■ Objective
Look through the data for the string "ylabel". Copy every line where it is found.

A block of data
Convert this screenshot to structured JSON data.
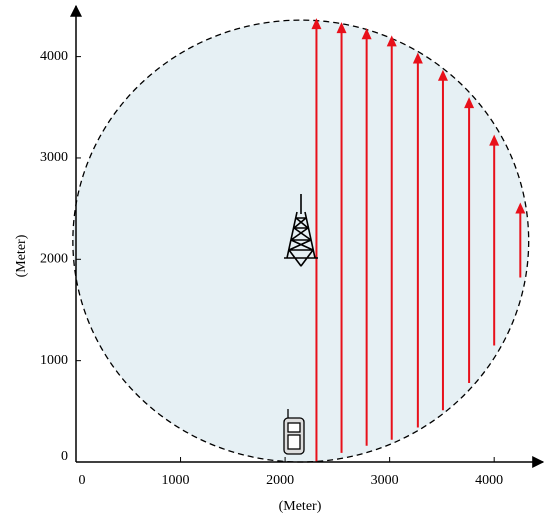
{
  "chart_data": {
    "type": "coverage",
    "xlabel": "(Meter)",
    "ylabel": "(Meter)",
    "xlim": [
      0,
      4400
    ],
    "ylim": [
      0,
      4450
    ],
    "xticks": [
      0,
      1000,
      2000,
      3000,
      4000
    ],
    "yticks": [
      0,
      1000,
      2000,
      3000,
      4000
    ],
    "circle": {
      "center_x": 2150,
      "center_y": 2180,
      "radius": 2180,
      "fill": "#e6f0f4"
    },
    "arrows": {
      "color": "#e8101a",
      "x": [
        2300,
        2540,
        2780,
        3020,
        3270,
        3510,
        3760,
        4000,
        4250
      ],
      "start": [
        0,
        90,
        160,
        220,
        340,
        510,
        780,
        1150,
        1820
      ],
      "end": [
        4380,
        4340,
        4280,
        4210,
        4040,
        3870,
        3600,
        3230,
        2560
      ]
    }
  }
}
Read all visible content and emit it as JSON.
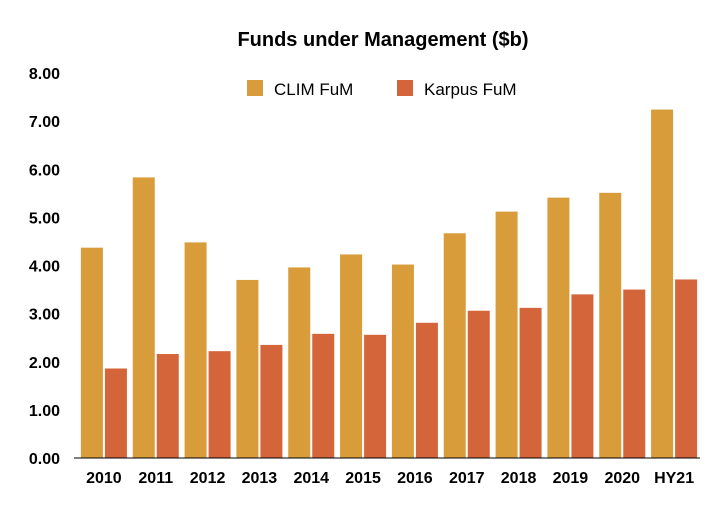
{
  "chart_data": {
    "type": "bar",
    "title": "Funds under Management ($b)",
    "categories": [
      "2010",
      "2011",
      "2012",
      "2013",
      "2014",
      "2015",
      "2016",
      "2017",
      "2018",
      "2019",
      "2020",
      "HY21"
    ],
    "series": [
      {
        "name": "CLIM FuM",
        "color": "#d99c3a",
        "values": [
          4.37,
          5.83,
          4.48,
          3.7,
          3.96,
          4.23,
          4.02,
          4.67,
          5.12,
          5.41,
          5.51,
          7.24
        ]
      },
      {
        "name": "Karpus FuM",
        "color": "#d4653a",
        "values": [
          1.86,
          2.16,
          2.22,
          2.35,
          2.58,
          2.56,
          2.81,
          3.06,
          3.12,
          3.4,
          3.5,
          3.71
        ]
      }
    ],
    "ylim": [
      0,
      8
    ],
    "yticks": [
      "0.00",
      "1.00",
      "2.00",
      "3.00",
      "4.00",
      "5.00",
      "6.00",
      "7.00",
      "8.00"
    ],
    "ytick_values": [
      0,
      1,
      2,
      3,
      4,
      5,
      6,
      7,
      8
    ],
    "grid": false,
    "legend": "top-center"
  }
}
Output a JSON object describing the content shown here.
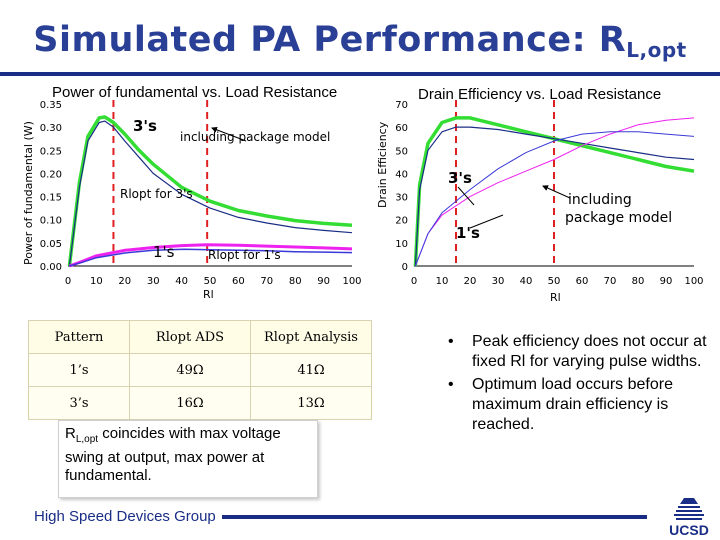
{
  "slide": {
    "title_main": "Simulated PA Performance: R",
    "title_sub": "L,opt",
    "footer": "High Speed Devices Group",
    "logo_text": "UCSD"
  },
  "chart_data": [
    {
      "type": "line",
      "title": "Power of fundamental vs. Load Resistance",
      "ylabel": "Power of fundamental (W)",
      "xlabel": "Rl",
      "xlim": [
        0,
        100
      ],
      "ylim": [
        0,
        0.35
      ],
      "xticks": [
        "0",
        "10",
        "20",
        "30",
        "40",
        "50",
        "60",
        "70",
        "80",
        "90",
        "100"
      ],
      "yticks": [
        "0.00",
        "0.05",
        "0.10",
        "0.15",
        "0.20",
        "0.25",
        "0.30",
        "0.35"
      ],
      "series": [
        {
          "name": "3's",
          "color": "#33dd33",
          "width": 3.5,
          "points": [
            [
              0.5,
              0
            ],
            [
              4,
              0.18
            ],
            [
              7,
              0.28
            ],
            [
              11,
              0.32
            ],
            [
              13,
              0.322
            ],
            [
              16,
              0.31
            ],
            [
              20,
              0.285
            ],
            [
              25,
              0.25
            ],
            [
              30,
              0.22
            ],
            [
              40,
              0.17
            ],
            [
              50,
              0.14
            ],
            [
              60,
              0.12
            ],
            [
              70,
              0.108
            ],
            [
              80,
              0.098
            ],
            [
              90,
              0.092
            ],
            [
              100,
              0.088
            ]
          ]
        },
        {
          "name": "3's including package model",
          "color": "#1a2d86",
          "width": 1.2,
          "points": [
            [
              0.5,
              0
            ],
            [
              4,
              0.17
            ],
            [
              7,
              0.27
            ],
            [
              11,
              0.31
            ],
            [
              13,
              0.313
            ],
            [
              16,
              0.3
            ],
            [
              20,
              0.27
            ],
            [
              25,
              0.235
            ],
            [
              30,
              0.2
            ],
            [
              40,
              0.155
            ],
            [
              50,
              0.125
            ],
            [
              60,
              0.105
            ],
            [
              70,
              0.093
            ],
            [
              80,
              0.083
            ],
            [
              90,
              0.077
            ],
            [
              100,
              0.072
            ]
          ]
        },
        {
          "name": "1's",
          "color": "#ee22ee",
          "width": 3,
          "points": [
            [
              0.5,
              0
            ],
            [
              5,
              0.01
            ],
            [
              10,
              0.022
            ],
            [
              20,
              0.034
            ],
            [
              30,
              0.04
            ],
            [
              40,
              0.044
            ],
            [
              49,
              0.046
            ],
            [
              60,
              0.045
            ],
            [
              70,
              0.043
            ],
            [
              80,
              0.041
            ],
            [
              90,
              0.039
            ],
            [
              100,
              0.037
            ]
          ]
        },
        {
          "name": "1's including package model",
          "color": "#3a3ad8",
          "width": 1.5,
          "points": [
            [
              0.5,
              0
            ],
            [
              5,
              0.008
            ],
            [
              10,
              0.018
            ],
            [
              20,
              0.028
            ],
            [
              30,
              0.034
            ],
            [
              41,
              0.036
            ],
            [
              50,
              0.035
            ],
            [
              60,
              0.034
            ],
            [
              70,
              0.033
            ],
            [
              80,
              0.031
            ],
            [
              90,
              0.03
            ],
            [
              100,
              0.029
            ]
          ]
        }
      ],
      "annotations": [
        "3's",
        "including package model",
        "Rlopt for 3's",
        "1's",
        "Rlopt for 1's"
      ],
      "markers": [
        {
          "label": "Rlopt for 3's",
          "x": 16
        },
        {
          "label": "Rlopt for 1's",
          "x": 49
        }
      ]
    },
    {
      "type": "line",
      "title": "Drain Efficiency vs. Load Resistance",
      "ylabel": "Drain Efficiency",
      "xlabel": "Rl",
      "xlim": [
        0,
        100
      ],
      "ylim": [
        0,
        70
      ],
      "xticks": [
        "0",
        "10",
        "20",
        "30",
        "40",
        "50",
        "60",
        "70",
        "80",
        "90",
        "100"
      ],
      "yticks": [
        "0",
        "10",
        "20",
        "30",
        "40",
        "50",
        "60",
        "70"
      ],
      "series": [
        {
          "name": "3's",
          "color": "#33dd33",
          "width": 3.5,
          "points": [
            [
              0.5,
              0
            ],
            [
              2,
              35
            ],
            [
              5,
              53
            ],
            [
              10,
              62
            ],
            [
              15,
              64
            ],
            [
              20,
              64
            ],
            [
              30,
              61
            ],
            [
              40,
              58
            ],
            [
              50,
              55
            ],
            [
              60,
              52
            ],
            [
              70,
              49
            ],
            [
              80,
              46
            ],
            [
              90,
              43
            ],
            [
              100,
              41
            ]
          ]
        },
        {
          "name": "3's including package model",
          "color": "#1a2d86",
          "width": 1.2,
          "points": [
            [
              0.5,
              0
            ],
            [
              2,
              33
            ],
            [
              5,
              50
            ],
            [
              10,
              58
            ],
            [
              15,
              60
            ],
            [
              20,
              60
            ],
            [
              30,
              59
            ],
            [
              40,
              57
            ],
            [
              50,
              55
            ],
            [
              60,
              53
            ],
            [
              70,
              51
            ],
            [
              80,
              49
            ],
            [
              90,
              47
            ],
            [
              100,
              46
            ]
          ]
        },
        {
          "name": "1's",
          "color": "#ee22ee",
          "width": 1,
          "points": [
            [
              0.5,
              0
            ],
            [
              5,
              14
            ],
            [
              10,
              22
            ],
            [
              20,
              30
            ],
            [
              30,
              36
            ],
            [
              40,
              41
            ],
            [
              50,
              46
            ],
            [
              60,
              52
            ],
            [
              70,
              57
            ],
            [
              80,
              61
            ],
            [
              90,
              63
            ],
            [
              100,
              64
            ]
          ]
        },
        {
          "name": "1's including package model",
          "color": "#3a3ad8",
          "width": 1,
          "points": [
            [
              0.5,
              0
            ],
            [
              5,
              14
            ],
            [
              10,
              23
            ],
            [
              20,
              33
            ],
            [
              30,
              42
            ],
            [
              40,
              49
            ],
            [
              50,
              54
            ],
            [
              60,
              57
            ],
            [
              70,
              58
            ],
            [
              80,
              58
            ],
            [
              90,
              57
            ],
            [
              100,
              56
            ]
          ]
        }
      ],
      "annotations": [
        "3's",
        "1's",
        "including",
        "package model"
      ],
      "markers": [
        {
          "x": 15
        },
        {
          "x": 50
        }
      ]
    }
  ],
  "table": {
    "headers": [
      "Pattern",
      "Rlopt ADS",
      "Rlopt Analysis"
    ],
    "rows": [
      [
        "1’s",
        "49Ω",
        "41Ω"
      ],
      [
        "3’s",
        "16Ω",
        "13Ω"
      ]
    ]
  },
  "note": {
    "r": "R",
    "sub": "L,opt",
    "text": " coincides with max voltage swing at output, max power at fundamental."
  },
  "bullets": [
    "Peak efficiency does not occur at fixed Rl for varying pulse widths.",
    "Optimum load occurs before maximum drain efficiency is reached."
  ]
}
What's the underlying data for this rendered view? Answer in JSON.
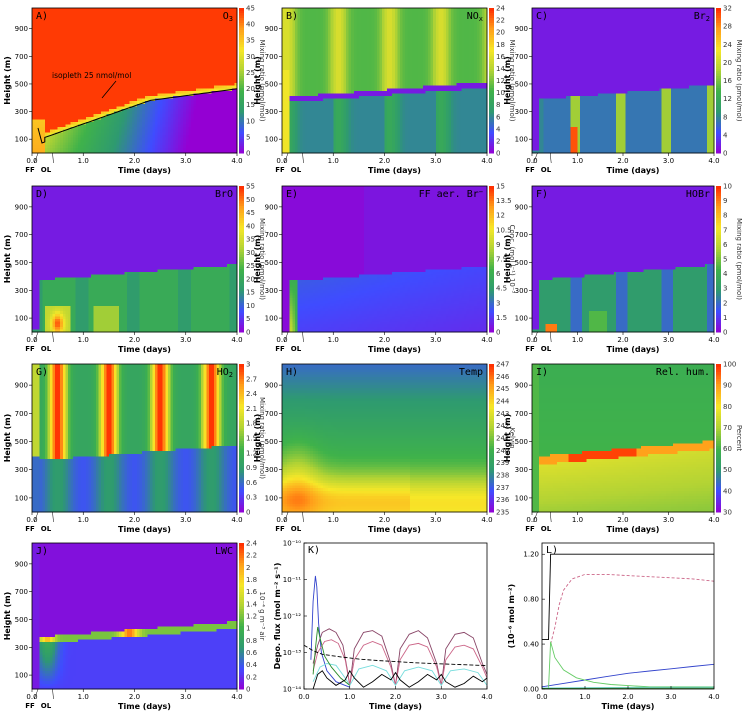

■ Completed task
    "ylabel": "(Meter)",
      "ylabel": "Power of fundamental (W)",
      "ylabel": "Drain Efficiency",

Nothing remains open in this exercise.